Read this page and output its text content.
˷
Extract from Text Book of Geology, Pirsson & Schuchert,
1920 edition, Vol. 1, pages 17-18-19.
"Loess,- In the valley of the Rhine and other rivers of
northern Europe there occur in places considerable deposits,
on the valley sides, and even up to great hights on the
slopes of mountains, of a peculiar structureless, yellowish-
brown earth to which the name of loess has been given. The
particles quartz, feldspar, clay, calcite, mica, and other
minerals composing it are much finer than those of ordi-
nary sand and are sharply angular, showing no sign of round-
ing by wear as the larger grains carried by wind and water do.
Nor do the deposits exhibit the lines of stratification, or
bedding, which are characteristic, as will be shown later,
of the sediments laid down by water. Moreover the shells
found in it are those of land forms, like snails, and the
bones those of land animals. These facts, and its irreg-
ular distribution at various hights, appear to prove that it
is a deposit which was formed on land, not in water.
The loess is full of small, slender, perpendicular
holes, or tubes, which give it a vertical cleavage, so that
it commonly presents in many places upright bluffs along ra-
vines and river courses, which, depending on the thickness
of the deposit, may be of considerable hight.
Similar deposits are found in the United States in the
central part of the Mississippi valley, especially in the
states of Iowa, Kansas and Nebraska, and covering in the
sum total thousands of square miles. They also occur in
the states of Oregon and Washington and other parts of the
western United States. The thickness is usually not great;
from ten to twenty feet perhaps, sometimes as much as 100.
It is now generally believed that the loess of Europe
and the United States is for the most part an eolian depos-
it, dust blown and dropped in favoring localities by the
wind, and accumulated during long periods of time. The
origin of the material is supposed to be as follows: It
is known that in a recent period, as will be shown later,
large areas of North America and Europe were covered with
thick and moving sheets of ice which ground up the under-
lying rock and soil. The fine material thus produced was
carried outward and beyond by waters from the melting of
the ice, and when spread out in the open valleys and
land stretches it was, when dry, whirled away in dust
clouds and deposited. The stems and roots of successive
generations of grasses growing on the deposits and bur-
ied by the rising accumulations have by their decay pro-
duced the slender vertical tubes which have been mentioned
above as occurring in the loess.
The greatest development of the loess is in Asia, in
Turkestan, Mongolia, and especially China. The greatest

+-------+

▶ **Your task**: Give all the records again. Match them exactly.

▶ **Exercise result**:
Read this page and output its text content.
˷
Extract from Text Book of Geology, Pirsson & Schuchert,
1920 edition, Vol. 1, pages 17-18-19.
"Loess,- In the valley of the Rhine and other rivers of
northern Europe there occur in places considerable deposits,
on the valley sides, and even up to great hights on the
slopes of mountains, of a peculiar structureless, yellowish-
brown earth to which the name of loess has been given. The
particles quartz, feldspar, clay, calcite, mica, and other
minerals composing it are much finer than those of ordi-
nary sand and are sharply angular, showing no sign of round-
ing by wear as the larger grains carried by wind and water do.
Nor do the deposits exhibit the lines of stratification, or
bedding, which are characteristic, as will be shown later,
of the sediments laid down by water. Moreover the shells
found in it are those of land forms, like snails, and the
bones those of land animals. These facts, and its irreg-
ular distribution at various hights, appear to prove that it
is a deposit which was formed on land, not in water.
The loess is full of small, slender, perpendicular
holes, or tubes, which give it a vertical cleavage, so that
it commonly presents in many places upright bluffs along ra-
vines and river courses, which, depending on the thickness
of the deposit, may be of considerable hight.
Similar deposits are found in the United States in the
central part of the Mississippi valley, especially in the
states of Iowa, Kansas and Nebraska, and covering in the
sum total thousands of square miles. They also occur in
the states of Oregon and Washington and other parts of the
western United States. The thickness is usually not great;
from ten to twenty feet perhaps, sometimes as much as 100.
It is now generally believed that the loess of Europe
and the United States is for the most part an eolian depos-
it, dust blown and dropped in favoring localities by the
wind, and accumulated during long periods of time. The
origin of the material is supposed to be as follows: It
is known that in a recent period, as will be shown later,
large areas of North America and Europe were covered with
thick and moving sheets of ice which ground up the under-
lying rock and soil. The fine material thus produced was
carried outward and beyond by waters from the melting of
the ice, and when spread out in the open valleys and
land stretches it was, when dry, whirled away in dust
clouds and deposited. The stems and roots of successive
generations of grasses growing on the deposits and bur-
ied by the rising accumulations have by their decay pro-
duced the slender vertical tubes which have been mentioned
above as occurring in the loess.
The greatest development of the loess is in Asia, in
Turkestan, Mongolia, and especially China. The greatest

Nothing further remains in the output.